● **Data to use**:
******

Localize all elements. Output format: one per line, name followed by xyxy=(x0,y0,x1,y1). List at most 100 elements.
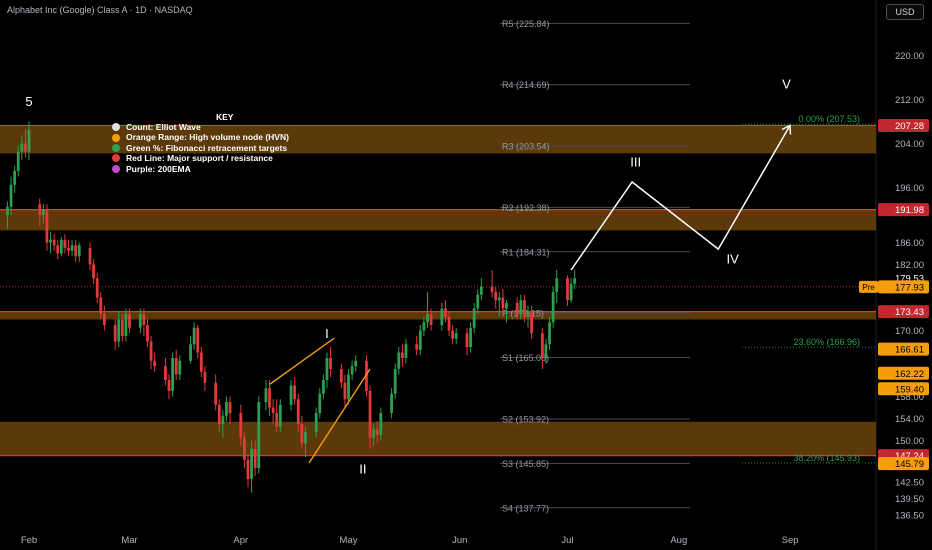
candle-body xyxy=(246,459,250,479)
fib-label: 23.60% (166.96) xyxy=(793,337,860,347)
candle-body xyxy=(379,413,383,435)
candle xyxy=(526,305,530,328)
price-label-text: 207.28 xyxy=(895,121,924,132)
candle xyxy=(171,352,174,397)
candle-body xyxy=(192,327,196,345)
price-label-box xyxy=(878,305,929,319)
candle xyxy=(117,311,121,347)
candle xyxy=(203,366,207,391)
candle-body xyxy=(164,366,167,380)
candle-body xyxy=(95,278,99,298)
candle-body xyxy=(494,292,498,301)
candle-body xyxy=(573,278,577,284)
candle-body xyxy=(325,358,329,380)
candle xyxy=(296,393,300,433)
candle xyxy=(494,286,498,309)
candle xyxy=(339,363,343,389)
candle xyxy=(38,198,42,226)
candle-body xyxy=(296,399,300,424)
candle-body xyxy=(221,415,225,424)
price-label-text: 162.22 xyxy=(895,369,924,380)
hvn-zone xyxy=(0,209,876,231)
pre-tag-box xyxy=(859,280,878,293)
legend-item: Orange Range: High volume node (HVN) xyxy=(112,132,289,142)
candle-body xyxy=(372,429,376,438)
y-tick-label: 150.00 xyxy=(895,436,924,447)
candle xyxy=(465,327,469,356)
candle-body xyxy=(469,327,472,347)
x-tick-label: Sep xyxy=(782,535,799,546)
candle-body xyxy=(56,245,60,254)
candle-body xyxy=(9,184,13,207)
x-tick-label: Mar xyxy=(121,535,137,546)
pivot-label: P (173.15) xyxy=(502,309,544,319)
candle xyxy=(501,289,505,314)
candle-body xyxy=(444,308,447,317)
candle xyxy=(354,355,358,372)
y-tick-label: 158.00 xyxy=(895,392,924,403)
legend-label: Purple: 200EMA xyxy=(126,163,191,174)
candle xyxy=(429,308,433,331)
candle xyxy=(375,421,379,444)
price-label: 159.40 xyxy=(878,382,929,396)
candle-body xyxy=(113,325,117,342)
x-tick-label: May xyxy=(340,535,358,546)
candle xyxy=(555,270,559,303)
candle-body xyxy=(415,344,419,350)
candle xyxy=(196,325,200,358)
currency-selector[interactable]: USD xyxy=(886,4,924,20)
candle xyxy=(20,135,24,160)
candle xyxy=(16,146,20,177)
candle-body xyxy=(67,248,70,251)
pivot-label: R5 (225.84) xyxy=(502,19,550,29)
candle xyxy=(400,344,404,367)
candle xyxy=(365,355,368,397)
wave-path xyxy=(570,124,791,271)
price-label-text: 173.43 xyxy=(895,307,924,318)
candle-body xyxy=(16,151,20,171)
candle-body xyxy=(225,402,228,416)
candle-body xyxy=(465,333,469,347)
candle-body xyxy=(339,369,343,383)
legend-item: Green %: Fibonacci retracement targets xyxy=(112,143,289,153)
candle-body xyxy=(88,248,92,265)
legend-dot xyxy=(112,154,120,163)
candle-body xyxy=(393,369,397,394)
candle xyxy=(515,297,519,320)
candle xyxy=(548,316,551,350)
legend-dot xyxy=(112,164,120,173)
wave-label: V xyxy=(782,77,791,92)
legend-item: Purple: 200EMA xyxy=(112,164,289,174)
candle xyxy=(120,314,124,342)
candle xyxy=(164,358,167,386)
candle-body xyxy=(171,358,174,391)
candle-body xyxy=(117,319,121,342)
candle xyxy=(52,234,56,251)
y-tick-label: 136.50 xyxy=(895,510,924,521)
legend-dot xyxy=(112,133,120,142)
candle xyxy=(304,426,307,457)
candle-body xyxy=(397,352,401,369)
x-tick-label: Aug xyxy=(670,535,687,546)
candle xyxy=(519,294,523,320)
candle xyxy=(390,388,393,419)
candle xyxy=(27,121,31,160)
candle-body xyxy=(45,209,49,243)
candle xyxy=(451,325,455,345)
candle-body xyxy=(544,344,548,358)
legend-dot xyxy=(112,123,120,132)
x-tick-label: Apr xyxy=(233,535,248,546)
candle xyxy=(293,377,297,405)
candle xyxy=(278,399,282,433)
candle xyxy=(397,347,401,375)
candle xyxy=(70,239,74,257)
candle-body xyxy=(13,171,17,185)
candle-body xyxy=(497,297,501,301)
candle xyxy=(440,303,444,331)
candle-body xyxy=(390,393,393,413)
legend-item: Count: Elliot Wave xyxy=(112,122,289,132)
candle-body xyxy=(300,424,304,444)
candle-body xyxy=(264,388,268,402)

******

Rewrite the items above, renaming each "legend-dot" to "legend-marker" and changing nothing else. Leave the pictures out.

● **Result for this task**:
Localize all elements. Output format: one per line, name followed by xyxy=(x0,y0,x1,y1). List at most 100 elements.
candle-body xyxy=(246,459,250,479)
fib-label: 23.60% (166.96) xyxy=(793,337,860,347)
candle-body xyxy=(379,413,383,435)
candle xyxy=(526,305,530,328)
price-label-text: 207.28 xyxy=(895,121,924,132)
candle xyxy=(171,352,174,397)
candle-body xyxy=(192,327,196,345)
price-label-box xyxy=(878,305,929,319)
candle xyxy=(117,311,121,347)
candle xyxy=(203,366,207,391)
candle-body xyxy=(164,366,167,380)
candle-body xyxy=(95,278,99,298)
candle-body xyxy=(494,292,498,301)
candle-body xyxy=(573,278,577,284)
candle-body xyxy=(325,358,329,380)
candle xyxy=(296,393,300,433)
candle xyxy=(494,286,498,309)
candle xyxy=(339,363,343,389)
candle xyxy=(38,198,42,226)
candle-body xyxy=(296,399,300,424)
candle-body xyxy=(221,415,225,424)
price-label-text: 162.22 xyxy=(895,369,924,380)
hvn-zone xyxy=(0,209,876,231)
pre-tag-box xyxy=(859,280,878,293)
legend-item: Orange Range: High volume node (HVN) xyxy=(112,132,289,142)
candle-body xyxy=(372,429,376,438)
y-tick-label: 150.00 xyxy=(895,436,924,447)
candle xyxy=(465,327,469,356)
candle-body xyxy=(469,327,472,347)
x-tick-label: Sep xyxy=(782,535,799,546)
candle-body xyxy=(56,245,60,254)
candle-body xyxy=(9,184,13,207)
x-tick-label: Mar xyxy=(121,535,137,546)
pivot-label: P (173.15) xyxy=(502,309,544,319)
candle xyxy=(501,289,505,314)
candle-body xyxy=(444,308,447,317)
candle xyxy=(354,355,358,372)
y-tick-label: 158.00 xyxy=(895,392,924,403)
legend-label: Purple: 200EMA xyxy=(126,163,191,174)
candle xyxy=(429,308,433,331)
candle xyxy=(375,421,379,444)
price-label: 159.40 xyxy=(878,382,929,396)
candle-body xyxy=(113,325,117,342)
x-tick-label: May xyxy=(340,535,358,546)
candle xyxy=(555,270,559,303)
candle-body xyxy=(415,344,419,350)
candle xyxy=(196,325,200,358)
currency-selector[interactable]: USD xyxy=(886,4,924,20)
candle xyxy=(20,135,24,160)
candle xyxy=(16,146,20,177)
candle-body xyxy=(67,248,70,251)
pivot-label: R5 (225.84) xyxy=(502,19,550,29)
candle xyxy=(400,344,404,367)
candle xyxy=(365,355,368,397)
wave-path xyxy=(570,124,791,271)
price-label-text: 173.43 xyxy=(895,307,924,318)
candle-body xyxy=(16,151,20,171)
candle-body xyxy=(225,402,228,416)
candle-body xyxy=(465,333,469,347)
candle-body xyxy=(339,369,343,383)
legend-item: Green %: Fibonacci retracement targets xyxy=(112,143,289,153)
candle-body xyxy=(88,248,92,265)
legend-marker xyxy=(112,154,120,163)
candle-body xyxy=(393,369,397,394)
candle xyxy=(515,297,519,320)
candle xyxy=(548,316,551,350)
legend-marker xyxy=(112,164,120,173)
wave-label: V xyxy=(782,77,791,92)
legend-item: Purple: 200EMA xyxy=(112,164,289,174)
candle xyxy=(120,314,124,342)
candle xyxy=(164,358,167,386)
candle-body xyxy=(171,358,174,391)
candle-body xyxy=(117,319,121,342)
candle xyxy=(52,234,56,251)
y-tick-label: 136.50 xyxy=(895,510,924,521)
legend-marker xyxy=(112,133,120,142)
candle xyxy=(304,426,307,457)
candle-body xyxy=(397,352,401,369)
x-tick-label: Aug xyxy=(670,535,687,546)
candle xyxy=(519,294,523,320)
candle xyxy=(390,388,393,419)
candle xyxy=(27,121,31,160)
candle-body xyxy=(45,209,49,243)
candle xyxy=(451,325,455,345)
candle-body xyxy=(544,344,548,358)
legend-marker xyxy=(112,123,120,132)
x-tick-label: Apr xyxy=(233,535,248,546)
candle xyxy=(293,377,297,405)
candle xyxy=(278,399,282,433)
candle xyxy=(397,347,401,375)
candle xyxy=(70,239,74,257)
candle-body xyxy=(13,171,17,185)
candle-body xyxy=(497,297,501,301)
candle xyxy=(440,303,444,331)
candle-body xyxy=(390,393,393,413)
legend-item: Count: Elliot Wave xyxy=(112,122,289,132)
candle-body xyxy=(300,424,304,444)
candle-body xyxy=(264,388,268,402)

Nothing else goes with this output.